Task brief
Every record listed below should be copied exactly.

[Provided records]

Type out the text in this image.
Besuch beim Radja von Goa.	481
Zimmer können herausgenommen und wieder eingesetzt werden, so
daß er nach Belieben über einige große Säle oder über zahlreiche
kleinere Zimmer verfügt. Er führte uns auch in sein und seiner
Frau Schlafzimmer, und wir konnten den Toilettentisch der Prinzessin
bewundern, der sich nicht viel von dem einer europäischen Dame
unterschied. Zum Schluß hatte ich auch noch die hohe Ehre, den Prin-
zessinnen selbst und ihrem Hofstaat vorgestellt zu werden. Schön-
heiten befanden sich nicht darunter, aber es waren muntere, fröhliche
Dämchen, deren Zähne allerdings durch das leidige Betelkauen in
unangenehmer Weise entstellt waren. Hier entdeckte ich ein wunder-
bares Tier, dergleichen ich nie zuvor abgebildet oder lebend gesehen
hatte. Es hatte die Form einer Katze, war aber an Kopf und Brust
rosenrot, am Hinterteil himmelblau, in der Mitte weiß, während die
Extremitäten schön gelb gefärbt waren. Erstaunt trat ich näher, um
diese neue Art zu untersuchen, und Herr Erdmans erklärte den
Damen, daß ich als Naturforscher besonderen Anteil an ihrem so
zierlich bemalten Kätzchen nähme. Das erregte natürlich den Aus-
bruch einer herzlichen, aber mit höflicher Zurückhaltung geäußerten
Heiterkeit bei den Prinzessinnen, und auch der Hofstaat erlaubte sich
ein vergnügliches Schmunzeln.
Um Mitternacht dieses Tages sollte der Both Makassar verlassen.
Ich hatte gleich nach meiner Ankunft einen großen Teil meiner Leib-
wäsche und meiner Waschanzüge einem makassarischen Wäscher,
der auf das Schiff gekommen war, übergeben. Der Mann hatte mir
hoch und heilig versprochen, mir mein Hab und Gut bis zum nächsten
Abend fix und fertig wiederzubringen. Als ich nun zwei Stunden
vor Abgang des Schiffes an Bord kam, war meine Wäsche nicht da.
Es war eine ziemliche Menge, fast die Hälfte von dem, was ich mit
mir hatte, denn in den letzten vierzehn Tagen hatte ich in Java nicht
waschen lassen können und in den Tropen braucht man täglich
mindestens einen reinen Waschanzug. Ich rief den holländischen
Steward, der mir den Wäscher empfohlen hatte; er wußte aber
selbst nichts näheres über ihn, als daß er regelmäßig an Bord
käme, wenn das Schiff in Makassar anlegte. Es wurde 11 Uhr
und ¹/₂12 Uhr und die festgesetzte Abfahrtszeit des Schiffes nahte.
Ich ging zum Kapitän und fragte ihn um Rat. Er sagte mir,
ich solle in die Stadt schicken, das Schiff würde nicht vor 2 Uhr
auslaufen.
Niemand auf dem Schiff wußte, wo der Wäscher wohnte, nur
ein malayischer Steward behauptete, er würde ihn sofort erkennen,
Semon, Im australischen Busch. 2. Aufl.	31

[/Provided records]

Finished exercise
Type out the text in this image.
Besuch beim Radja von Goa.	481
Zimmer können herausgenommen und wieder eingesetzt werden, so
daß er nach Belieben über einige große Säle oder über zahlreiche
kleinere Zimmer verfügt. Er führte uns auch in sein und seiner
Frau Schlafzimmer, und wir konnten den Toilettentisch der Prinzessin
bewundern, der sich nicht viel von dem einer europäischen Dame
unterschied. Zum Schluß hatte ich auch noch die hohe Ehre, den Prin-
zessinnen selbst und ihrem Hofstaat vorgestellt zu werden. Schön-
heiten befanden sich nicht darunter, aber es waren muntere, fröhliche
Dämchen, deren Zähne allerdings durch das leidige Betelkauen in
unangenehmer Weise entstellt waren. Hier entdeckte ich ein wunder-
bares Tier, dergleichen ich nie zuvor abgebildet oder lebend gesehen
hatte. Es hatte die Form einer Katze, war aber an Kopf und Brust
rosenrot, am Hinterteil himmelblau, in der Mitte weiß, während die
Extremitäten schön gelb gefärbt waren. Erstaunt trat ich näher, um
diese neue Art zu untersuchen, und Herr Erdmans erklärte den
Damen, daß ich als Naturforscher besonderen Anteil an ihrem so
zierlich bemalten Kätzchen nähme. Das erregte natürlich den Aus-
bruch einer herzlichen, aber mit höflicher Zurückhaltung geäußerten
Heiterkeit bei den Prinzessinnen, und auch der Hofstaat erlaubte sich
ein vergnügliches Schmunzeln.
Um Mitternacht dieses Tages sollte der Both Makassar verlassen.
Ich hatte gleich nach meiner Ankunft einen großen Teil meiner Leib-
wäsche und meiner Waschanzüge einem makassarischen Wäscher,
der auf das Schiff gekommen war, übergeben. Der Mann hatte mir
hoch und heilig versprochen, mir mein Hab und Gut bis zum nächsten
Abend fix und fertig wiederzubringen. Als ich nun zwei Stunden
vor Abgang des Schiffes an Bord kam, war meine Wäsche nicht da.
Es war eine ziemliche Menge, fast die Hälfte von dem, was ich mit
mir hatte, denn in den letzten vierzehn Tagen hatte ich in Java nicht
waschen lassen können und in den Tropen braucht man täglich
mindestens einen reinen Waschanzug. Ich rief den holländischen
Steward, der mir den Wäscher empfohlen hatte; er wußte aber
selbst nichts näheres über ihn, als daß er regelmäßig an Bord
käme, wenn das Schiff in Makassar anlegte. Es wurde 11 Uhr
und ¹/₂12 Uhr und die festgesetzte Abfahrtszeit des Schiffes nahte.
Ich ging zum Kapitän und fragte ihn um Rat. Er sagte mir,
ich solle in die Stadt schicken, das Schiff würde nicht vor 2 Uhr
auslaufen.
Niemand auf dem Schiff wußte, wo der Wäscher wohnte, nur
ein malayischer Steward behauptete, er würde ihn sofort erkennen,
Semon, Im australischen Busch. 2. Aufl.	31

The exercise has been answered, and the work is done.